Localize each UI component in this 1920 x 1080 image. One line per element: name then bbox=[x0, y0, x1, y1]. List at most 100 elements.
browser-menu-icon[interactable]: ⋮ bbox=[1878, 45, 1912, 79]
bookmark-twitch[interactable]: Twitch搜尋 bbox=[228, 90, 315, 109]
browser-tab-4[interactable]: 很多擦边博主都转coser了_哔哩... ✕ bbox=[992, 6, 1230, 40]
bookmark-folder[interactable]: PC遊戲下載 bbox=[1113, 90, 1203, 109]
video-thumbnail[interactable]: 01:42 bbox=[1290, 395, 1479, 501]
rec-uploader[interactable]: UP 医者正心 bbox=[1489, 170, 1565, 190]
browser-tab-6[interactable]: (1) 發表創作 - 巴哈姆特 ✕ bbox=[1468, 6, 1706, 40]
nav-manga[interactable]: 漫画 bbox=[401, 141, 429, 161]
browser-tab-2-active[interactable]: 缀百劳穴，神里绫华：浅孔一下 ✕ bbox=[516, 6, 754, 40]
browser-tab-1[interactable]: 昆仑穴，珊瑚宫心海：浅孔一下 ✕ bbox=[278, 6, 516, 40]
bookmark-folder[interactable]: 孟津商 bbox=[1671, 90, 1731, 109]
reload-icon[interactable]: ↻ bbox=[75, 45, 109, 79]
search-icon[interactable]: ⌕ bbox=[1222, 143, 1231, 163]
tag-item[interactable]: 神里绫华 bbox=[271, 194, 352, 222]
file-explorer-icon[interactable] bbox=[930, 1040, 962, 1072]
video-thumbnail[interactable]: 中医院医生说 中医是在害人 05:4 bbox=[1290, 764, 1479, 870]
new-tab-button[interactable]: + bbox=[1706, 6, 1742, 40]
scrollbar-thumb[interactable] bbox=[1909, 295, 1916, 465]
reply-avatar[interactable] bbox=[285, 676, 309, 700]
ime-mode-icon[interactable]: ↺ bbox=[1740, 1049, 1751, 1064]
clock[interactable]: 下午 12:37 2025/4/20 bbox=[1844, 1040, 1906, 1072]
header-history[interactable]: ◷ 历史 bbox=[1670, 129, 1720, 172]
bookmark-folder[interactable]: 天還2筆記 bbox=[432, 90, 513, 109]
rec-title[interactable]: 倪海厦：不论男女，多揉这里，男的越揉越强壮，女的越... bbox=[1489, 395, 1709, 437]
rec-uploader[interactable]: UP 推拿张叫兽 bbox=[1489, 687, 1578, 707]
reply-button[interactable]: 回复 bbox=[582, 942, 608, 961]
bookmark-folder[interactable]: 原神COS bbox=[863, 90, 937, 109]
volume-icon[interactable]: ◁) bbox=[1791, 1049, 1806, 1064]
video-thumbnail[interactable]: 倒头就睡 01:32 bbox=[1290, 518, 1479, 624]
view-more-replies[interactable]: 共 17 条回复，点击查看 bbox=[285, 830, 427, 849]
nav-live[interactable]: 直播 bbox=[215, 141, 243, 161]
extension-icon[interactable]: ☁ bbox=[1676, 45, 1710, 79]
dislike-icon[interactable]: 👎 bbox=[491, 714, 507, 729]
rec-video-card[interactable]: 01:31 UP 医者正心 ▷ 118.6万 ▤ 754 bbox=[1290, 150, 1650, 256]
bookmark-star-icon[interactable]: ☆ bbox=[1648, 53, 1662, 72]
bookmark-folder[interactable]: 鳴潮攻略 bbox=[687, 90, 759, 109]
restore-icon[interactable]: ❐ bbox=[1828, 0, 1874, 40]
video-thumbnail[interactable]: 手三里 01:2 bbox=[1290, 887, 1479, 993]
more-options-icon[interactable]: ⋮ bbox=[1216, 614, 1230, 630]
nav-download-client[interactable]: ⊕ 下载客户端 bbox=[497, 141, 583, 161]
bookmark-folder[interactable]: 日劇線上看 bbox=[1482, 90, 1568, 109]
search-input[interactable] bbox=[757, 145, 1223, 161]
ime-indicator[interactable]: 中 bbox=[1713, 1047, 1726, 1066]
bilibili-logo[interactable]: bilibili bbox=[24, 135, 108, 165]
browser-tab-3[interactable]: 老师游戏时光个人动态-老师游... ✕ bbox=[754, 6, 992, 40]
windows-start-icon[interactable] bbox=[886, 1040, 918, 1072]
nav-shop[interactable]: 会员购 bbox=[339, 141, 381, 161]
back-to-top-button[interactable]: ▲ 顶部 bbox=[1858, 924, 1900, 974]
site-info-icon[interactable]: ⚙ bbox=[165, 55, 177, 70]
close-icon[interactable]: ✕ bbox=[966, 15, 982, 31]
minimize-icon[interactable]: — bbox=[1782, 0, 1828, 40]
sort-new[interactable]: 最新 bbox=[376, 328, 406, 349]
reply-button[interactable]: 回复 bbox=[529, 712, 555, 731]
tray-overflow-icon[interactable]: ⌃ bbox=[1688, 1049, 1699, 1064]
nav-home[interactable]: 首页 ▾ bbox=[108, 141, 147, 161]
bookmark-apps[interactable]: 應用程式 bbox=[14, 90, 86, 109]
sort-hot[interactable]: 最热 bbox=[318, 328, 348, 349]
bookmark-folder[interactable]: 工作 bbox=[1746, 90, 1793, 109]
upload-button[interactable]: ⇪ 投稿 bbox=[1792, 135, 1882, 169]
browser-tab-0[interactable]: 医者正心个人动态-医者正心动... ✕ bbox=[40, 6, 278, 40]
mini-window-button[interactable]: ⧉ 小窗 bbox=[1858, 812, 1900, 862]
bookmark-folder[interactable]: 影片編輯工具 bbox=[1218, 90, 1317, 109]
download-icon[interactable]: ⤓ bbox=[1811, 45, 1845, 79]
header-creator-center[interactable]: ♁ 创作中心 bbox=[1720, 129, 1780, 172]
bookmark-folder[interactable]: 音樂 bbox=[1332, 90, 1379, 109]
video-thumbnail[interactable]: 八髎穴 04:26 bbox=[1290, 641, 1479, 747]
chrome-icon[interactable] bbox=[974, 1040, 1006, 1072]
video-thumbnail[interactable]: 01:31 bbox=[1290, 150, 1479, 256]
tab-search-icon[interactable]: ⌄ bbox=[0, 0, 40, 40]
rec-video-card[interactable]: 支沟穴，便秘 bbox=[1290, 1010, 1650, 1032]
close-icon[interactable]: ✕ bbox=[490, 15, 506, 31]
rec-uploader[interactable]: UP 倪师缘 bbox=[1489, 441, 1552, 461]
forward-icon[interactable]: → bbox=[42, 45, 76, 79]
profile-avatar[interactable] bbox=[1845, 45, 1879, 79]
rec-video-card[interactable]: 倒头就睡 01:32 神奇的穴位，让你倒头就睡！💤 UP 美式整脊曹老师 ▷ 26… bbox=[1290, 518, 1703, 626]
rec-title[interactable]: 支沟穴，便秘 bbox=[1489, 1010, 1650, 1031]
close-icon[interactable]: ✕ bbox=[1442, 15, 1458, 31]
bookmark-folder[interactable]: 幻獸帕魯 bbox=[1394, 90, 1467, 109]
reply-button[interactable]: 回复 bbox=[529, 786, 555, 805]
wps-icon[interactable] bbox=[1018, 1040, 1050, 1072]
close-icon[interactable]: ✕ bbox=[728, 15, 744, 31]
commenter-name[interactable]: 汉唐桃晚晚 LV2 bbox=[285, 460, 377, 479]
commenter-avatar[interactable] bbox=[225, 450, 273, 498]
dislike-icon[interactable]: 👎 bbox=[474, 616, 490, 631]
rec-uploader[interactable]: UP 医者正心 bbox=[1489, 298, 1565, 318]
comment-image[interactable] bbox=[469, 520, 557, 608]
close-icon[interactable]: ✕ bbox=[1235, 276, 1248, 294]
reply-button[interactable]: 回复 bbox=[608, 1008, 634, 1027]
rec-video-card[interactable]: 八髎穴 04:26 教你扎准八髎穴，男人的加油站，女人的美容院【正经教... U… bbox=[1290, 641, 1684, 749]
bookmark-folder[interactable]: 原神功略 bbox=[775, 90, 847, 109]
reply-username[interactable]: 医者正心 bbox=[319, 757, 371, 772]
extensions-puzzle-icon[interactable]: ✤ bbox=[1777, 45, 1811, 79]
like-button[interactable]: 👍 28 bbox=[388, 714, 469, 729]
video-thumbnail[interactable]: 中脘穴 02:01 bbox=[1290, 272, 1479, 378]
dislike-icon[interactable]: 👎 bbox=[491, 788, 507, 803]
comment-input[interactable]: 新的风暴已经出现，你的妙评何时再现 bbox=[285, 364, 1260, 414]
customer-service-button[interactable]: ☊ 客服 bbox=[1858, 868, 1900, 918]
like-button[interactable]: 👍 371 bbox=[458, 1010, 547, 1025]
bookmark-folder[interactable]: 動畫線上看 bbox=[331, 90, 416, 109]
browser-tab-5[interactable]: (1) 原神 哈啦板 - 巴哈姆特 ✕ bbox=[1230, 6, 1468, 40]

# # # # #

• **EXERCISE**
Give again the stretch of the listing above, from its first line through the line that contains "video-thumbnail[interactable]: 中医院医生说 中医是在害人", with each line copied without any change.

• **ANSWER IN FULL**
Localize each UI component in this 1920 x 1080 image. One line per element: name then bbox=[x0, y0, x1, y1]. List at most 100 elements.
browser-menu-icon[interactable]: ⋮ bbox=[1878, 45, 1912, 79]
bookmark-twitch[interactable]: Twitch搜尋 bbox=[228, 90, 315, 109]
browser-tab-4[interactable]: 很多擦边博主都转coser了_哔哩... ✕ bbox=[992, 6, 1230, 40]
bookmark-folder[interactable]: PC遊戲下載 bbox=[1113, 90, 1203, 109]
video-thumbnail[interactable]: 01:42 bbox=[1290, 395, 1479, 501]
rec-uploader[interactable]: UP 医者正心 bbox=[1489, 170, 1565, 190]
browser-tab-6[interactable]: (1) 發表創作 - 巴哈姆特 ✕ bbox=[1468, 6, 1706, 40]
nav-manga[interactable]: 漫画 bbox=[401, 141, 429, 161]
browser-tab-2-active[interactable]: 缀百劳穴，神里绫华：浅孔一下 ✕ bbox=[516, 6, 754, 40]
browser-tab-1[interactable]: 昆仑穴，珊瑚宫心海：浅孔一下 ✕ bbox=[278, 6, 516, 40]
bookmark-folder[interactable]: 孟津商 bbox=[1671, 90, 1731, 109]
reload-icon[interactable]: ↻ bbox=[75, 45, 109, 79]
search-icon[interactable]: ⌕ bbox=[1222, 143, 1231, 163]
tag-item[interactable]: 神里绫华 bbox=[271, 194, 352, 222]
file-explorer-icon[interactable] bbox=[930, 1040, 962, 1072]
video-thumbnail[interactable]: 中医院医生说 中医是在害人 05:4 bbox=[1290, 764, 1479, 870]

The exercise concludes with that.